Short task → In your copy, leave out the pictures; write out all the data exactly.

Items from a dataset:
•••

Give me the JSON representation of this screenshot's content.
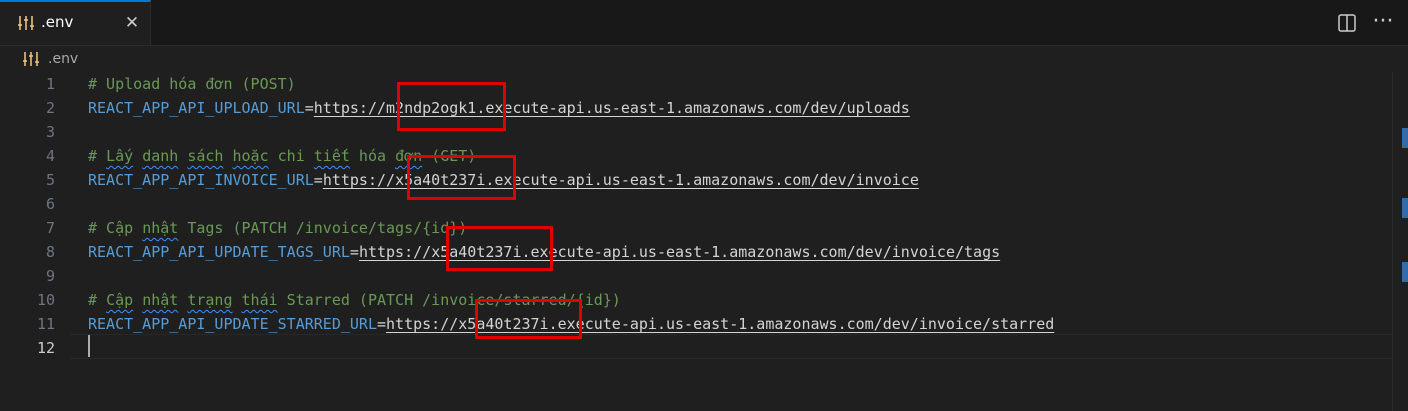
{
  "tab": {
    "label": ".env",
    "close_symbol": "✕"
  },
  "toolbar": {
    "more_symbol": "···"
  },
  "breadcrumb": {
    "label": ".env"
  },
  "editor": {
    "lines": [
      {
        "n": "1",
        "comment": "# Upload hóa đơn (POST)"
      },
      {
        "n": "2",
        "key": "REACT_APP_API_UPLOAD_URL",
        "eq": "=",
        "scheme": "https://",
        "host": "m2ndp2ogk1",
        "rest": ".execute-api.us-east-1.amazonaws.com/dev/uploads"
      },
      {
        "n": "3"
      },
      {
        "n": "4",
        "c1": "# ",
        "c2": "Lấy",
        "c3": " ",
        "c4": "danh",
        "c5": " ",
        "c6": "sách",
        "c7": " ",
        "c8": "hoặc",
        "c9": " chi ",
        "c10": "tiết",
        "c11": " hóa ",
        "c12": "đơn",
        "c13": " (GET)"
      },
      {
        "n": "5",
        "key": "REACT_APP_API_INVOICE_URL",
        "eq": "=",
        "scheme": "https://",
        "host": "x5a40t237i",
        "rest": ".execute-api.us-east-1.amazonaws.com/dev/invoice"
      },
      {
        "n": "6"
      },
      {
        "n": "7",
        "c1": "# Cập ",
        "c2": "nhật",
        "c3": " Tags (PATCH /invoice/tags/{id})"
      },
      {
        "n": "8",
        "key": "REACT_APP_API_UPDATE_TAGS_URL",
        "eq": "=",
        "scheme": "https://",
        "host": "x5a40t237i",
        "rest": ".execute-api.us-east-1.amazonaws.com/dev/invoice/tags"
      },
      {
        "n": "9"
      },
      {
        "n": "10",
        "c1": "# ",
        "c2": "Cập",
        "c3": " ",
        "c4": "nhật",
        "c5": " ",
        "c6": "trạng",
        "c7": " ",
        "c8": "thái",
        "c9": " Starred (PATCH /invoice/starred/{id})"
      },
      {
        "n": "11",
        "key": "REACT_APP_API_UPDATE_STARRED_URL",
        "eq": "=",
        "scheme": "https://",
        "host": "x5a40t237i",
        "rest": ".execute-api.us-east-1.amazonaws.com/dev/invoice/starred"
      },
      {
        "n": "12"
      }
    ]
  },
  "colors": {
    "comment": "#6a9955",
    "key": "#569cd6",
    "highlight_box": "#e00000",
    "accent": "#0078d4"
  },
  "icons": {
    "tab": "settings-sliders-icon",
    "split": "split-editor-icon",
    "more": "more-actions-icon"
  }
}
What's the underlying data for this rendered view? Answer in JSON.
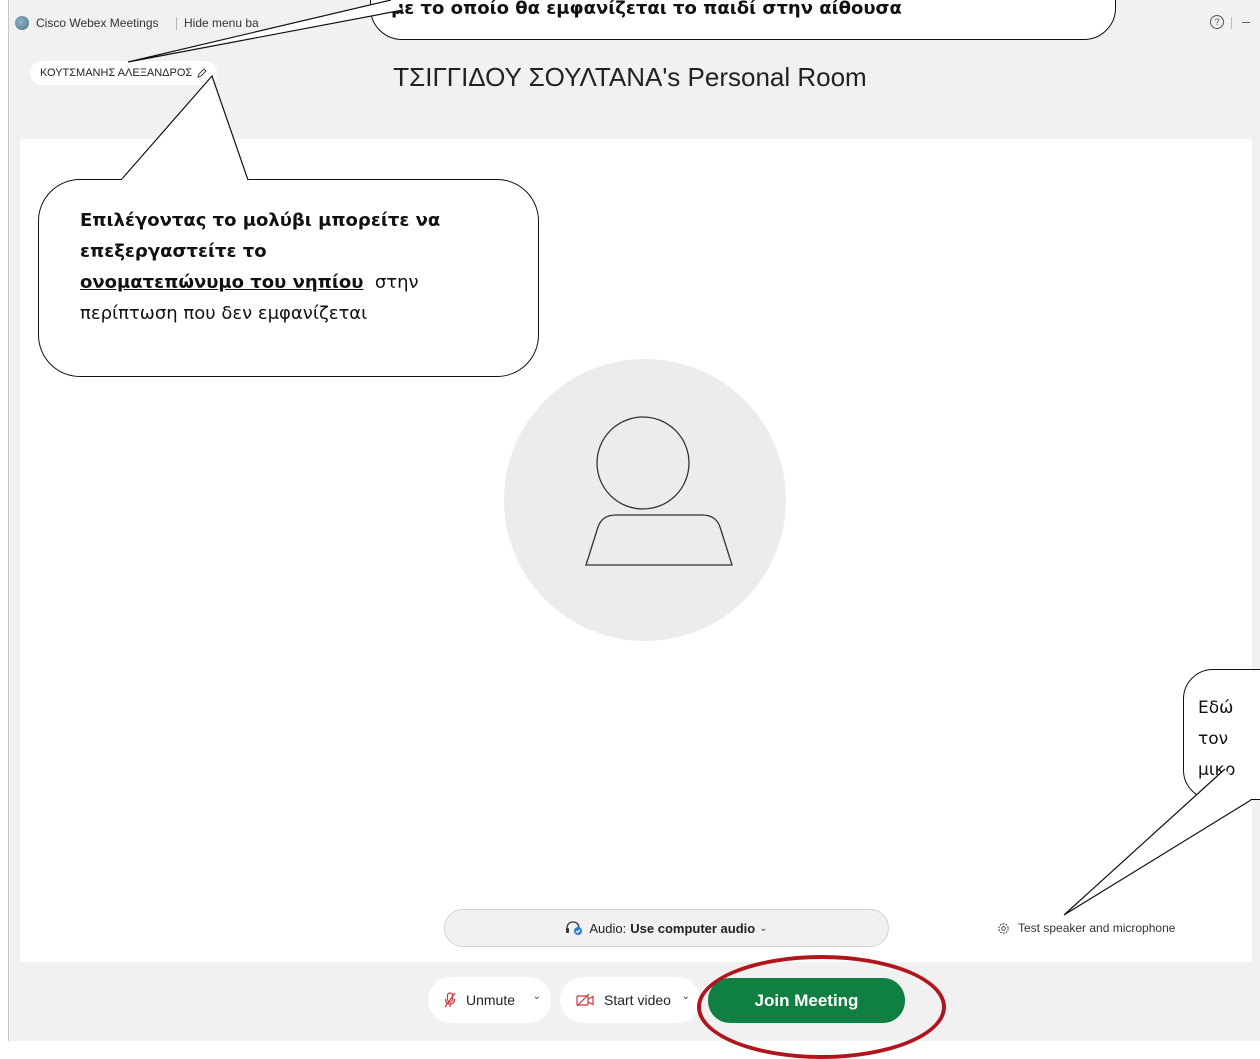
{
  "titlebar": {
    "app_title": "Cisco Webex Meetings",
    "hide_menu_label": "Hide menu ba",
    "help_icon": "question-circle-icon"
  },
  "user": {
    "display_name": "ΚΟΥΤΣΜΑΝΗΣ ΑΛΕΞΑΝΔΡΟΣ"
  },
  "room": {
    "title": "ΤΣΙΓΓΙΔΟΥ ΣΟΥΛΤΑΝΑ's Personal Room"
  },
  "audio": {
    "label": "Audio:",
    "value": "Use computer audio"
  },
  "test_link": "Test speaker and microphone",
  "controls": {
    "unmute_label": "Unmute",
    "start_video_label": "Start video",
    "join_label": "Join Meeting"
  },
  "callouts": {
    "top_text": "με το οποίο θα εμφανίζεται το παιδί στην αίθουσα",
    "mid_bold": "Επιλέγοντας το μολύβι μπορείτε να επεξεργαστείτε το",
    "mid_underlined": "ονοματεπώνυμο του νηπίου",
    "mid_rest": "στην περίπτωση που δεν εμφανίζεται",
    "right_lines": [
      "Εδώ",
      "τον",
      "μικρ"
    ]
  },
  "colors": {
    "join_button": "#0f8041",
    "highlight_ellipse": "#b1151c",
    "window_bg": "#f1f1f1"
  }
}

•••

Worked answer →
Give me the JSON representation of this screenshot's content.
{
  "tab": {
    "label": ".env",
    "close_symbol": "✕"
  },
  "toolbar": {
    "more_symbol": "···"
  },
  "breadcrumb": {
    "label": ".env"
  },
  "editor": {
    "lines": [
      {
        "n": "1",
        "comment": "# Upload hóa đơn (POST)"
      },
      {
        "n": "2",
        "key": "REACT_APP_API_UPLOAD_URL",
        "eq": "=",
        "scheme": "https://",
        "host": "m2ndp2ogk1",
        "rest": ".execute-api.us-east-1.amazonaws.com/dev/uploads"
      },
      {
        "n": "3"
      },
      {
        "n": "4",
        "c1": "# ",
        "c2": "Lấy",
        "c3": " ",
        "c4": "danh",
        "c5": " ",
        "c6": "sách",
        "c7": " ",
        "c8": "hoặc",
        "c9": " chi ",
        "c10": "tiết",
        "c11": " hóa ",
        "c12": "đơn",
        "c13": " (GET)"
      },
      {
        "n": "5",
        "key": "REACT_APP_API_INVOICE_URL",
        "eq": "=",
        "scheme": "https://",
        "host": "x5a40t237i",
        "rest": ".execute-api.us-east-1.amazonaws.com/dev/invoice"
      },
      {
        "n": "6"
      },
      {
        "n": "7",
        "c1": "# Cập ",
        "c2": "nhật",
        "c3": " Tags (PATCH /invoice/tags/{id})"
      },
      {
        "n": "8",
        "key": "REACT_APP_API_UPDATE_TAGS_URL",
        "eq": "=",
        "scheme": "https://",
        "host": "x5a40t237i",
        "rest": ".execute-api.us-east-1.amazonaws.com/dev/invoice/tags"
      },
      {
        "n": "9"
      },
      {
        "n": "10",
        "c1": "# ",
        "c2": "Cập",
        "c3": " ",
        "c4": "nhật",
        "c5": " ",
        "c6": "trạng",
        "c7": " ",
        "c8": "thái",
        "c9": " Starred (PATCH /invoice/starred/{id})"
      },
      {
        "n": "11",
        "key": "REACT_APP_API_UPDATE_STARRED_URL",
        "eq": "=",
        "scheme": "https://",
        "host": "x5a40t237i",
        "rest": ".execute-api.us-east-1.amazonaws.com/dev/invoice/starred"
      },
      {
        "n": "12"
      }
    ]
  },
  "colors": {
    "comment": "#6a9955",
    "key": "#569cd6",
    "highlight_box": "#e00000",
    "accent": "#0078d4"
  },
  "icons": {
    "tab": "settings-sliders-icon",
    "split": "split-editor-icon",
    "more": "more-actions-icon"
  }
}
What's the underlying data for this rendered view? Answer in JSON.
{
  "titlebar": {
    "app_title": "Cisco Webex Meetings",
    "hide_menu_label": "Hide menu ba",
    "help_icon": "question-circle-icon"
  },
  "user": {
    "display_name": "ΚΟΥΤΣΜΑΝΗΣ ΑΛΕΞΑΝΔΡΟΣ"
  },
  "room": {
    "title": "ΤΣΙΓΓΙΔΟΥ ΣΟΥΛΤΑΝΑ's Personal Room"
  },
  "audio": {
    "label": "Audio:",
    "value": "Use computer audio"
  },
  "test_link": "Test speaker and microphone",
  "controls": {
    "unmute_label": "Unmute",
    "start_video_label": "Start video",
    "join_label": "Join Meeting"
  },
  "callouts": {
    "top_text": "με το οποίο θα εμφανίζεται το παιδί στην αίθουσα",
    "mid_bold": "Επιλέγοντας το μολύβι μπορείτε να επεξεργαστείτε το",
    "mid_underlined": "ονοματεπώνυμο του νηπίου",
    "mid_rest": "στην περίπτωση που δεν εμφανίζεται",
    "right_lines": [
      "Εδώ",
      "τον",
      "μικρ"
    ]
  },
  "colors": {
    "join_button": "#0f8041",
    "highlight_ellipse": "#b1151c",
    "window_bg": "#f1f1f1"
  }
}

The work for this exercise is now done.